==== Текст

Аввакум не мог ужиться в селе; его выгнали в другой раз; в другой раз сволокся он к Москве, и государь велел его поставить в протопопы в Юрьевец Поволжский. Но здесь Аввакум столкнулся не с воеводою, а с другою силою, с миром. В 8 недель новый протопоп успел вооружить против себя духовенство и мирских людей, мужчин и женщин. Огромная толпа собралась к патриаршему приказу, где сидел Аввакум за духовными делами, протопопа вытащили из приказа, среди улицы били батогами и топтали, прибили до полусмерти и бросили под избной угол. Воевода прибежал с пушкарями на выручку, схватил Аввакума, посадил на лошадь, привез домой и около дома расставил пушкарей. Предосторожность была далеко не лишняя: толпа приступила к Протопопову дому, особенно кричат попы и бабы: «Убить вора, б……. сына, да и тело собакам в ров кинем». Аввакум ночью, покинув жену и детей, ушел по Волге сам-третей; прибежал в Кострому, а здесь та же история: костромичи выгнали своего протопопа Даниила. Для объяснения этих явлений вспомним, что в описываемое время Вонифатьев, Неронов, Аввакум, Даниил были передовыми людьми, нововводителями и своими нововведениями возбуждали против себя сильное негодование.

========
==== Записи набора данных

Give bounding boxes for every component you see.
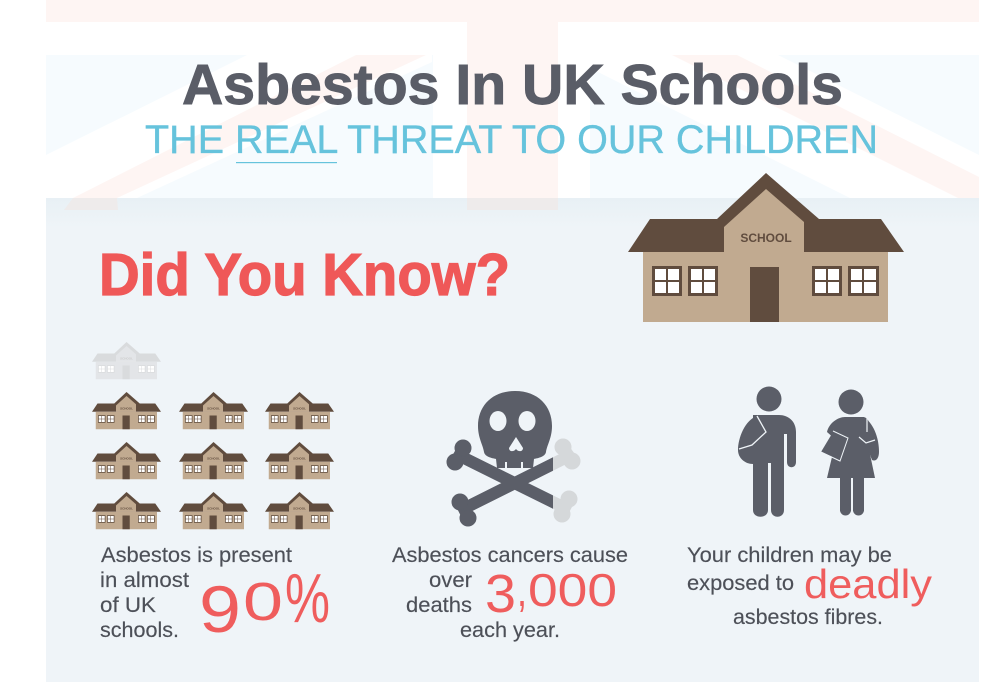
icon: school row 2 col 1 bbox=[92, 442, 161, 479]
text block: deadly fibres: asbestos fibres. bbox=[733, 606, 883, 629]
icon: school row 2 col 3: SCHOOL bbox=[293, 456, 306, 460]
statistic: 3,000: , bbox=[517, 564, 527, 616]
icon: school row 1 col 3 bbox=[265, 392, 334, 429]
icon: boy with backpack bbox=[738, 386, 796, 517]
text block: 90 percent: of UK bbox=[100, 594, 156, 617]
icon: large school: SCHOOL bbox=[740, 231, 792, 245]
icon: faded school: SCHOOL bbox=[120, 356, 133, 360]
icon: skull and crossbones bbox=[447, 391, 580, 526]
icon: school row 1 col 2: SCHOOL bbox=[207, 406, 220, 410]
icon: school row 1 col 2 bbox=[179, 392, 248, 429]
text block: 3,000 deaths: each year. bbox=[460, 619, 560, 642]
icon: large school bbox=[628, 173, 904, 322]
statistic: 3,000: 000 bbox=[528, 564, 617, 616]
statistic: 3,000 bbox=[485, 564, 617, 624]
statistic: 90%: 9 bbox=[199, 572, 241, 646]
icon: school row 2 col 3 bbox=[265, 442, 334, 479]
text block: 90 percent: Asbestos is present bbox=[101, 544, 292, 567]
text block: 90 percent: in almost bbox=[100, 569, 189, 592]
icon: girl with book and backpack bbox=[821, 390, 879, 516]
heading: did you know: Did You Know? bbox=[99, 242, 510, 308]
statistic: 3,000: 3 bbox=[485, 564, 516, 624]
text block: 3,000 deaths bbox=[392, 544, 628, 642]
icon: school row 2 col 2 bbox=[179, 442, 248, 479]
text block: 90 percent bbox=[100, 544, 330, 646]
icon: school row 3 col 1 bbox=[92, 492, 161, 529]
title: Asbestos In UK Schools bbox=[182, 53, 843, 117]
icon: school row 1 col 3: SCHOOL bbox=[293, 406, 306, 410]
icon: school row 1 col 1 bbox=[92, 392, 161, 429]
highlighted word: deadly: deadly bbox=[804, 561, 933, 607]
text block: deadly fibres bbox=[687, 544, 933, 629]
icon: school row 3 col 2: SCHOOL bbox=[207, 506, 220, 510]
text block: 3,000 deaths: over bbox=[429, 569, 472, 592]
text block: 3,000 deaths: deaths bbox=[406, 594, 472, 617]
subtitle underline bbox=[236, 162, 337, 163]
icon: faded school bbox=[92, 342, 161, 379]
icon: school row 2 col 2: SCHOOL bbox=[207, 456, 220, 460]
text block: 3,000 deaths: Asbestos cancers cause bbox=[392, 544, 628, 567]
statistic: 90%: 0 bbox=[243, 572, 283, 632]
text block: 90 percent: schools. bbox=[100, 619, 179, 642]
icon: school row 3 col 1: SCHOOL bbox=[120, 506, 133, 510]
icon grid: ten schools, one in ten faded bbox=[92, 342, 334, 529]
icon: school row 2 col 1: SCHOOL bbox=[120, 456, 133, 460]
statistic: 90%: % bbox=[285, 559, 330, 637]
icon: school row 3 col 3 bbox=[265, 492, 334, 529]
icon: school row 3 col 3: SCHOOL bbox=[293, 506, 306, 510]
subtitle: THE REAL THREAT TO OUR CHILDREN bbox=[145, 118, 878, 162]
icon: school row 1 col 1: SCHOOL bbox=[120, 406, 133, 410]
text block: deadly fibres: Your children may be bbox=[687, 544, 892, 567]
icon: school row 3 col 2 bbox=[179, 492, 248, 529]
text block: deadly fibres: exposed to bbox=[687, 572, 794, 595]
statistic: 90% bbox=[199, 559, 330, 646]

========

Условие задачи:
Соответствуют ли тексту об Аввакуме утверждения 1., 2. и 3.? На каждое ответьте «да» или «нет» и дословно процитируйте слова текста, которые это решают.
1. Протопопом в Юрьевец Поволжский Аввакума поставили по велению государя.
2. Чтобы восстановить против себя духовенство и мирских людей, новому протопопу понадобилось восемь месяцев.
3. Уходя ночью по Волге, Аввакум взял с собой жену и детей.

Разбор решения:
1. Да: «государь велел его поставить в протопопы в Юрьевец Поволжский».
2. Нет: «В 8 недель новый протопоп успел вооружить против себя духовенство и мирских людей».
3. Нет: «Аввакум ночью, покинув жену и детей, ушел по Волге сам-третей».